Task inputs:
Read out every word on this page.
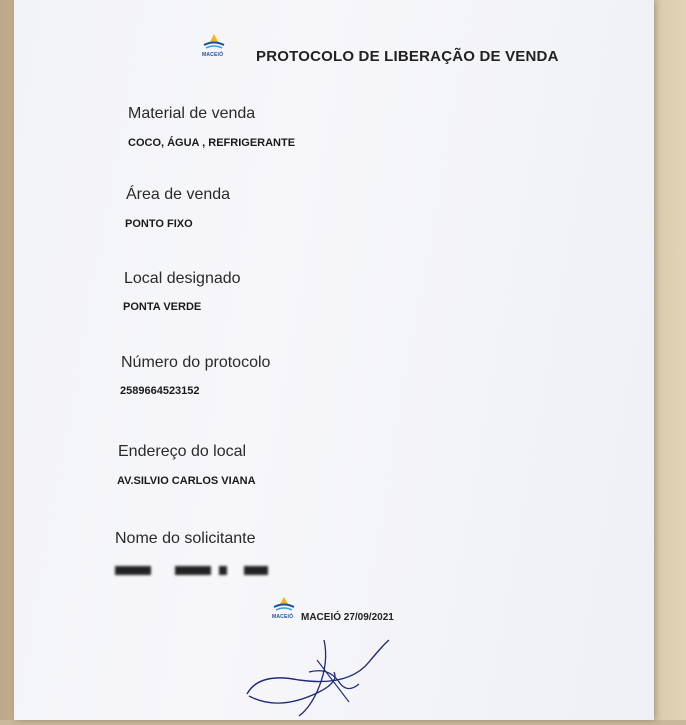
MACEIÓ PROTOCOLO DE LIBERAÇÃO DE VENDA
Material de venda
COCO, ÁGUA , REFRIGERANTE
Área de venda
PONTO FIXO
Local designado
PONTA VERDE
Número do protocolo
2589664523152
Endereço do local
AV.SILVIO CARLOS VIANA
Nome do solicitante
MACEIÓ MACEIÓ 27/09/2021
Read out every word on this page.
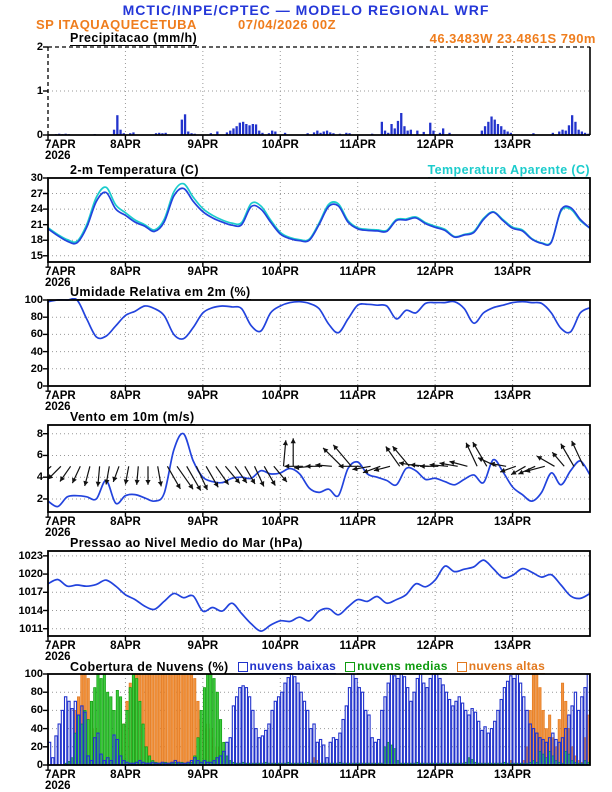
MCTIC/INPE/CPTEC — MODELO REGIONAL WRF
SP ITAQUAQUECETUBA	07/04/2026 00Z
46.3483W 23.4861S 790m
Precipitacao (mm/h)
2-m Temperatura (C)	Temperatura Aparente (C)
Umidade Relativa em 2m (%)
Vento em 10m (m/s)
Pressao ao Nivel Medio do Mar (hPa)
Cobertura de Nuvens (%) nuvens baixas nuvens medias nuvens altas
0
1
2
7APR
2026
8APR	9APR	10APR	11APR	12APR	13APR
15
18
21
24
27
30
7APR
2026
8APR	9APR	10APR	11APR	12APR	13APR
0
20
40
60
80
100
7APR
2026
8APR	9APR	10APR	11APR	12APR	13APR
2
4
6
8
7APR
2026
8APR	9APR	10APR	11APR	12APR	13APR
1011
1014
1017
1020
1023
7APR
2026
8APR	9APR	10APR	11APR	12APR	13APR
0
20
40
60
80
100
7APR
2026
8APR	9APR	10APR	11APR	12APR	13APR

Exercise directions:
Print each line of the material above exactly, with the pictures removed from your copy.

Expected output:
Read out every word on this page.
MACEIÓ PROTOCOLO DE LIBERAÇÃO DE VENDA
Material de venda
COCO, ÁGUA , REFRIGERANTE
Área de venda
PONTO FIXO
Local designado
PONTA VERDE
Número do protocolo
2589664523152
Endereço do local
AV.SILVIO CARLOS VIANA
Nome do solicitante
MACEIÓ MACEIÓ 27/09/2021
Read out every word on this page.
MCTIC/INPE/CPTEC — MODELO REGIONAL WRF
SP ITAQUAQUECETUBA	07/04/2026 00Z
46.3483W 23.4861S 790m
Precipitacao (mm/h)
2-m Temperatura (C)	Temperatura Aparente (C)
Umidade Relativa em 2m (%)
Vento em 10m (m/s)
Pressao ao Nivel Medio do Mar (hPa)
Cobertura de Nuvens (%) nuvens baixas nuvens medias nuvens altas
0
1
2
7APR
2026
8APR	9APR	10APR	11APR	12APR	13APR
15
18
21
24
27
30
7APR
2026
8APR	9APR	10APR	11APR	12APR	13APR
0
20
40
60
80
100
7APR
2026
8APR	9APR	10APR	11APR	12APR	13APR
2
4
6
8
7APR
2026
8APR	9APR	10APR	11APR	12APR	13APR
1011
1014
1017
1020
1023
7APR
2026
8APR	9APR	10APR	11APR	12APR	13APR
0
20
40
60
80
100
7APR
2026
8APR	9APR	10APR	11APR	12APR	13APR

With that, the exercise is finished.